===== SUPPLIED DATA

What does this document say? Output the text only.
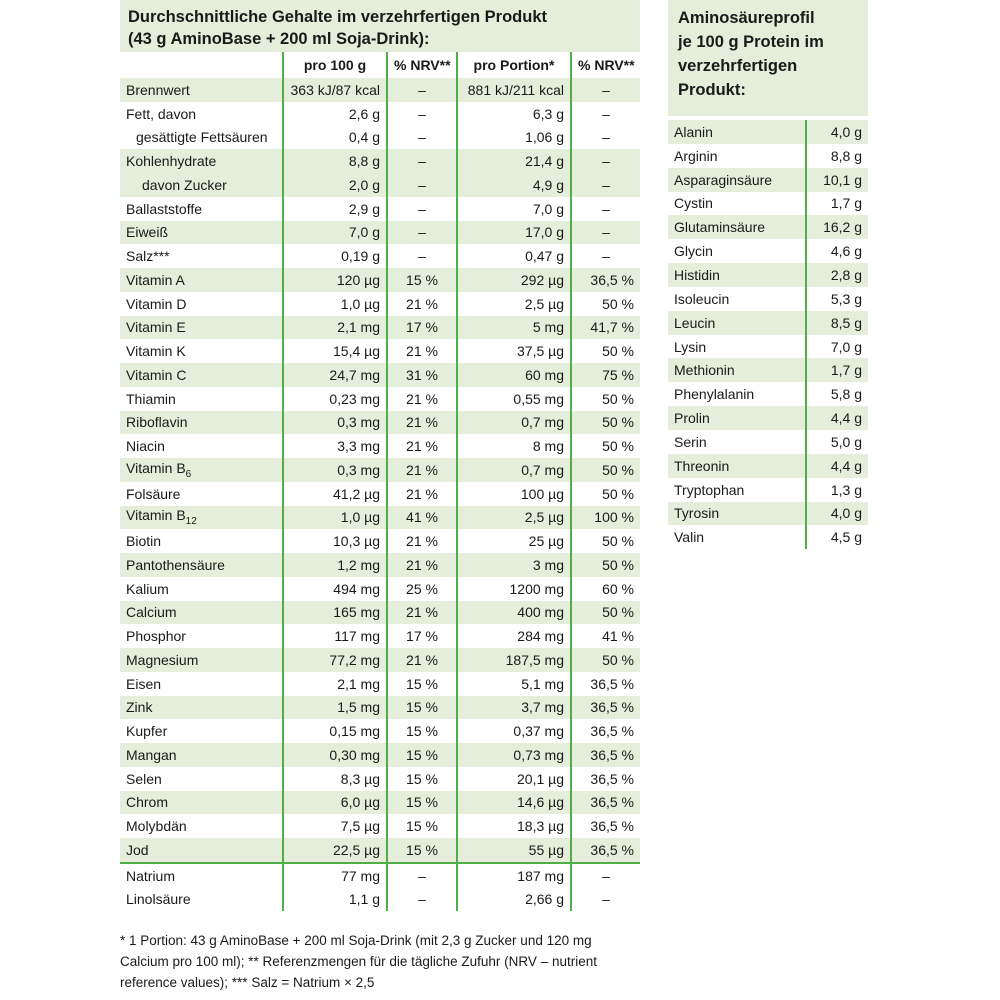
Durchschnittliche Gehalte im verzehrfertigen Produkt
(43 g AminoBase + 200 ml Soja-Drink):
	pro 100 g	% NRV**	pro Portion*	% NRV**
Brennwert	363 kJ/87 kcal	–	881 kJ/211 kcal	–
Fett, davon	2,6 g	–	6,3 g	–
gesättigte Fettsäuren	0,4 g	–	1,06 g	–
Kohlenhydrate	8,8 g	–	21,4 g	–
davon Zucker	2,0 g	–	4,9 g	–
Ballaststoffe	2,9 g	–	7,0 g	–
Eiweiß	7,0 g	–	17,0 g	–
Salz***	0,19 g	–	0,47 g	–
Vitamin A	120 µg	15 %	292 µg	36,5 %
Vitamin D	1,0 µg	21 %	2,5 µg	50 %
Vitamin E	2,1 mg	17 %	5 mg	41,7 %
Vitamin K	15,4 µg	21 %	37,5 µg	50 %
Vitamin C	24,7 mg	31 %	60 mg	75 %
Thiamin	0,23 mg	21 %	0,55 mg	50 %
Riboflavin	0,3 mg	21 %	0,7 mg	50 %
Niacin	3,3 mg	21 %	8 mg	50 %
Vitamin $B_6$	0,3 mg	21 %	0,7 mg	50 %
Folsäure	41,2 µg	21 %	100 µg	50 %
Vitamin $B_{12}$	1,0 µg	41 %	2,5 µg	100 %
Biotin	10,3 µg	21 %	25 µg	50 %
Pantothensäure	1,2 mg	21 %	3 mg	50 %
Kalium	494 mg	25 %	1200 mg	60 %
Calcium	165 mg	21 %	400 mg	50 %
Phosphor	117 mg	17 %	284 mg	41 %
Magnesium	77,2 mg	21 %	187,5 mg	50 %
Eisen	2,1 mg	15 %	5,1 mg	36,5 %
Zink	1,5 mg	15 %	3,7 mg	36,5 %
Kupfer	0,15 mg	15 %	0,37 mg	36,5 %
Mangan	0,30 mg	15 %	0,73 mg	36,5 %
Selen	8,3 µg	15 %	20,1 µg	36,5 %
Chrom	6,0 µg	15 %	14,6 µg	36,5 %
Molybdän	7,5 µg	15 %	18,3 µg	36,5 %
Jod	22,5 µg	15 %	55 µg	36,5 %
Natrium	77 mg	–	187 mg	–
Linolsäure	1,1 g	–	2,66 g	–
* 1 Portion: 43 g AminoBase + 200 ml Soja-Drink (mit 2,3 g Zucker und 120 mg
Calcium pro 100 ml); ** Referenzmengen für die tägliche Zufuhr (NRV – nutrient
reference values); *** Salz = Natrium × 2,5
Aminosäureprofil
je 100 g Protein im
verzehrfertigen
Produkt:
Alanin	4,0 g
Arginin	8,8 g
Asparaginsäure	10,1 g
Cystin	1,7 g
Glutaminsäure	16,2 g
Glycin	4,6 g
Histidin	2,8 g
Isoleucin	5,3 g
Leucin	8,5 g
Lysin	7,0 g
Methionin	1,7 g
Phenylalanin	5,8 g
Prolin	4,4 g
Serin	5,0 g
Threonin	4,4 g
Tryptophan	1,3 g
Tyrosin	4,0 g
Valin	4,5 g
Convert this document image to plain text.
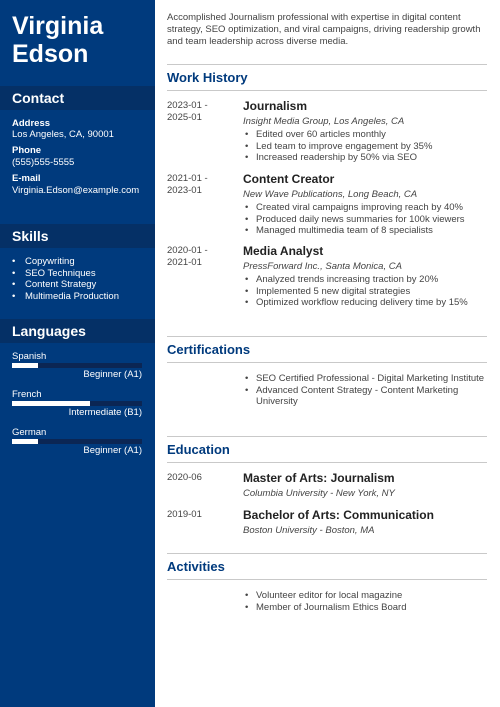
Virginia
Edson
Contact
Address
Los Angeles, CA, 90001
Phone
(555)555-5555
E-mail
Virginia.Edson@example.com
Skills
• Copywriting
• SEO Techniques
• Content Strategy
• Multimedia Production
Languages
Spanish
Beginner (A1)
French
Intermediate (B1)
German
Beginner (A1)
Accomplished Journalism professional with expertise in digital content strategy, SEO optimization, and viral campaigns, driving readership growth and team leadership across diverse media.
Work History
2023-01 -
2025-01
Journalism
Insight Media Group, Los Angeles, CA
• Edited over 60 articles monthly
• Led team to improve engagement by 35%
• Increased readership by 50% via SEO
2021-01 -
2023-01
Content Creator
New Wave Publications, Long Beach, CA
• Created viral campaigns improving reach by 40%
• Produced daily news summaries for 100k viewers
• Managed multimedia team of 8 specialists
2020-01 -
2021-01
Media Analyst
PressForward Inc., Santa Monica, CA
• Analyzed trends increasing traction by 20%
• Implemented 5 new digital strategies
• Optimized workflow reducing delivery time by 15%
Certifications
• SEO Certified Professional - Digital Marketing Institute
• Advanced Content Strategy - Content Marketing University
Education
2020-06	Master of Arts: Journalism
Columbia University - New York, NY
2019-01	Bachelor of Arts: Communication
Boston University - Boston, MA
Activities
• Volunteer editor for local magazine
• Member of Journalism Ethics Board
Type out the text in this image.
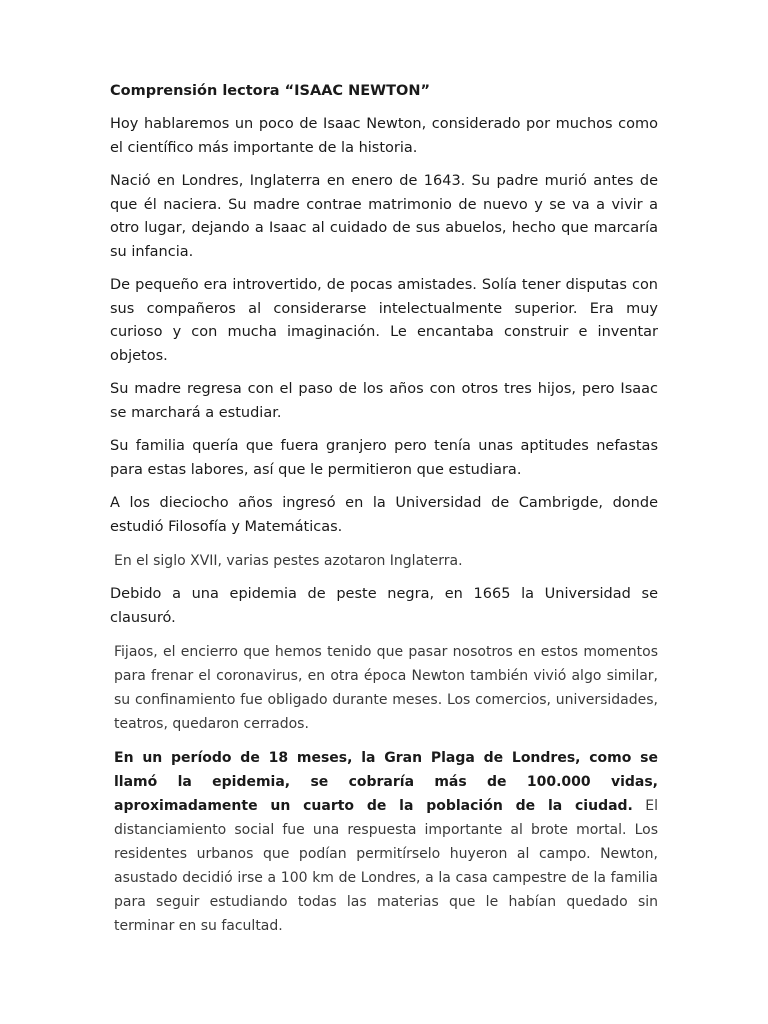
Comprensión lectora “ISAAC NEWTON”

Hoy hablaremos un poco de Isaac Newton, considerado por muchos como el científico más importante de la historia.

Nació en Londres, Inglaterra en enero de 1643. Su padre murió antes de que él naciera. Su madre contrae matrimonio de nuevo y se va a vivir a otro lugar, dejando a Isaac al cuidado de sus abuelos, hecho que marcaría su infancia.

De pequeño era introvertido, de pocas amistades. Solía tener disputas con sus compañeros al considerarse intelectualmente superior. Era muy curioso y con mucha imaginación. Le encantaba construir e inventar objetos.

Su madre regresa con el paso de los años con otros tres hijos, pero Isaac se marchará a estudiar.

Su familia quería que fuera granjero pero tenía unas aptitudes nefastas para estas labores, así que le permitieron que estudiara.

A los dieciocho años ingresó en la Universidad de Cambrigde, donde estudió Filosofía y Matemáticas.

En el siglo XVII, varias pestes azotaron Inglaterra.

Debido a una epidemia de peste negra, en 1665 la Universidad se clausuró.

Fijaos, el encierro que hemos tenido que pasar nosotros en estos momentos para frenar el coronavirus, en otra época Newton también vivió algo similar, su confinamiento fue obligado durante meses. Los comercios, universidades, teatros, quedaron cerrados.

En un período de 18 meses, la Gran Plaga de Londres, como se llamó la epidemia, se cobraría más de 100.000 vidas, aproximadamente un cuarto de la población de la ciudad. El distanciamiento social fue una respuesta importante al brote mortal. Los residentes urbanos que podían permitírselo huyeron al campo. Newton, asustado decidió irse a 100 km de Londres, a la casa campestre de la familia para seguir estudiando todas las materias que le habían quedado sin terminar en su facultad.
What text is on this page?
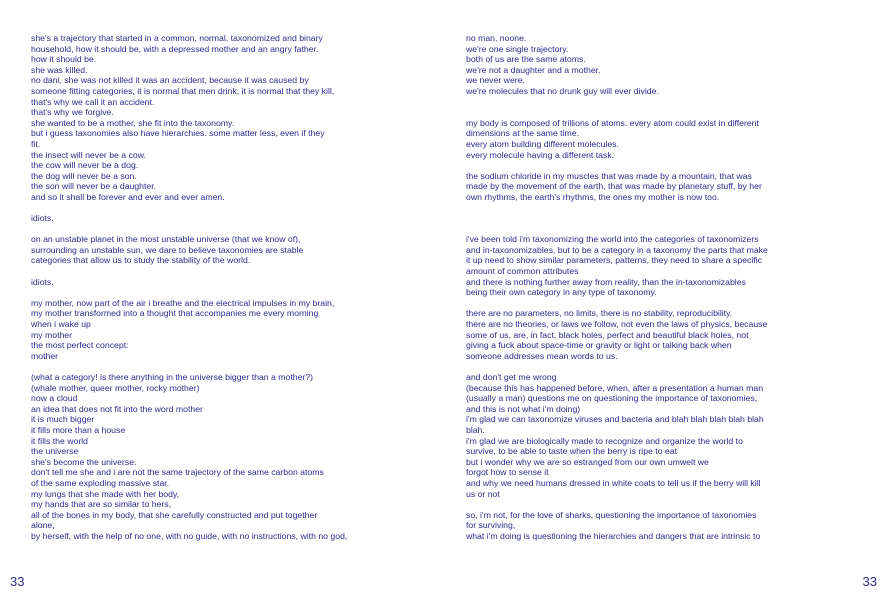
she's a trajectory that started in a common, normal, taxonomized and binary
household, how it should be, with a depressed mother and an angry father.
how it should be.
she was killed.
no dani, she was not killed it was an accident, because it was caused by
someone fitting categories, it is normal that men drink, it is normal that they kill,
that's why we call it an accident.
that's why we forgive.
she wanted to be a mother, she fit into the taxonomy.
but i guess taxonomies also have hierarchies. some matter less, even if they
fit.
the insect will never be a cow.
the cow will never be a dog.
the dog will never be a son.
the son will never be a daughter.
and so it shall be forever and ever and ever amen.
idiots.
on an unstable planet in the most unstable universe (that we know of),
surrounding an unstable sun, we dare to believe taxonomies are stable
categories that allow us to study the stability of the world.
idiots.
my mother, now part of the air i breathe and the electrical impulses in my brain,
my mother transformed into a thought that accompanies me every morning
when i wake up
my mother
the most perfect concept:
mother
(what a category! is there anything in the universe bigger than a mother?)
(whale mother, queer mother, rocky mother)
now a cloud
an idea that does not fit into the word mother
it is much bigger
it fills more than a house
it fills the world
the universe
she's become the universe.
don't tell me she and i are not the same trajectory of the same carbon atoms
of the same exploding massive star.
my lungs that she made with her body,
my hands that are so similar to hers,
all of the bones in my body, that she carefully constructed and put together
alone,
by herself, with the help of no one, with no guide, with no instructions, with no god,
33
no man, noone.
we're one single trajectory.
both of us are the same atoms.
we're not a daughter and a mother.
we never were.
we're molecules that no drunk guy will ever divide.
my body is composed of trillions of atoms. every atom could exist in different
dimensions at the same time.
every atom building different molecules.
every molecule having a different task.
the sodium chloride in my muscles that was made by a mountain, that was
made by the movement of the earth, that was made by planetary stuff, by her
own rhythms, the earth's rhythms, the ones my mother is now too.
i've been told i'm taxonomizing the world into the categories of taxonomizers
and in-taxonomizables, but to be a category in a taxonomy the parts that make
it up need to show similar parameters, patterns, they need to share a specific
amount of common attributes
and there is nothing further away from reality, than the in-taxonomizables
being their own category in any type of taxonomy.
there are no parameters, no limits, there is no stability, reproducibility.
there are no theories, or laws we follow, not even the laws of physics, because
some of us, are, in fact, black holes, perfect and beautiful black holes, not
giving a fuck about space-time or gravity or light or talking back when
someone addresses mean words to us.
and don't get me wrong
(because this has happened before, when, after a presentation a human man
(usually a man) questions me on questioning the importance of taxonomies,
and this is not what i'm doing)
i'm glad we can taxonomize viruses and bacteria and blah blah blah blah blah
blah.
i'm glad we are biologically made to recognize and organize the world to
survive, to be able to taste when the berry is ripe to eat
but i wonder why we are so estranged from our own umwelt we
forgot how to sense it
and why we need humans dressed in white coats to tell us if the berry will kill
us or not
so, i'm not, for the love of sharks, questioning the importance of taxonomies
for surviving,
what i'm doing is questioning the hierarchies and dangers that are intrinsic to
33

==========

■ TASK INSTRUCTIONS
Figure out how many lines of the data above include "stability", then give the number and nothing more.

■ RESPONSE BELOW
2